▶ TEXT EXCERPT
####################
Using music in the classroom:
The same Fair Use and Classroom Use exemptions apply to music that apply to video. In addition, the University of Wisconsin Colleges has institutional blanket licenses with BMI, ASCAP and SESAC which allow for use of music outside the classroom. For more information on what types of usage are covered by these licenses, please contact the UWC Copyright Subcommittee (UWC-Copyright Subcommittee@uwc.edu).
Last update: 2014
EBSCO and ILL:
- EBSCOhost products (including ebooks) may be used for ILL unless ILL is specifically prohibited by the publisher in the copyright statement within an individual record.
That said, you will also need to follow the Fair Use guidelines of the US Copyright law in determining what can and can’t be ILLd. It’s really a matter of looking at the ebook as if it were print. ILLing a whole book is NOT permitted, nor is ILLing a whole journal. However, if there's a request for a chapter from an ebook, and there's no publisher statement in the item's individual record that tells you that you can’t use the material for ILL purposes, then you may print out a chapter of the ebook and ILL it--using ILLiad or OCLC's Article Exchange, of course.
####################
▶ SOURCE EXCERPT
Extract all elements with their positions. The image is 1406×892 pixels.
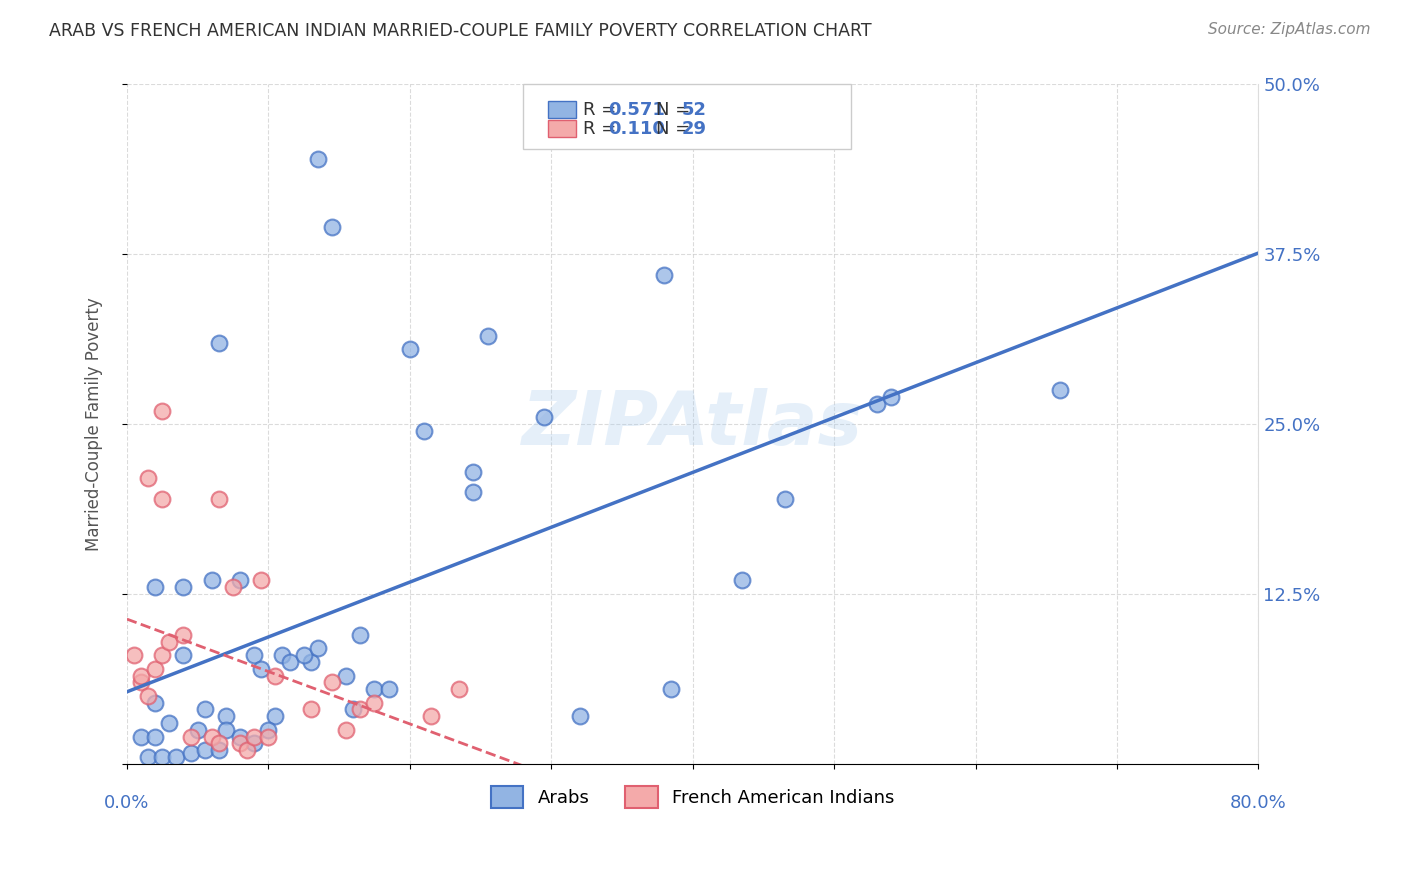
####################
▶ EXERCISE INSTRUCTIONS
From the copyright guidance text, reproduce the passage from "That said, you" up to and including "Exchange, of course.", word for word.

▶ TASK SOLUTION
That said, you will also need to follow the Fair Use guidelines of the US Copyright law in determining what can and can’t be ILLd. It’s really a matter of looking at the ebook as if it were print. ILLing a whole book is NOT permitted, nor is ILLing a whole journal. However, if there's a request for a chapter from an ebook, and there's no publisher statement in the item's individual record that tells you that you can’t use the material for ILL purposes, then you may print out a chapter of the ebook and ILL it--using ILLiad or OCLC's Article Exchange, of course.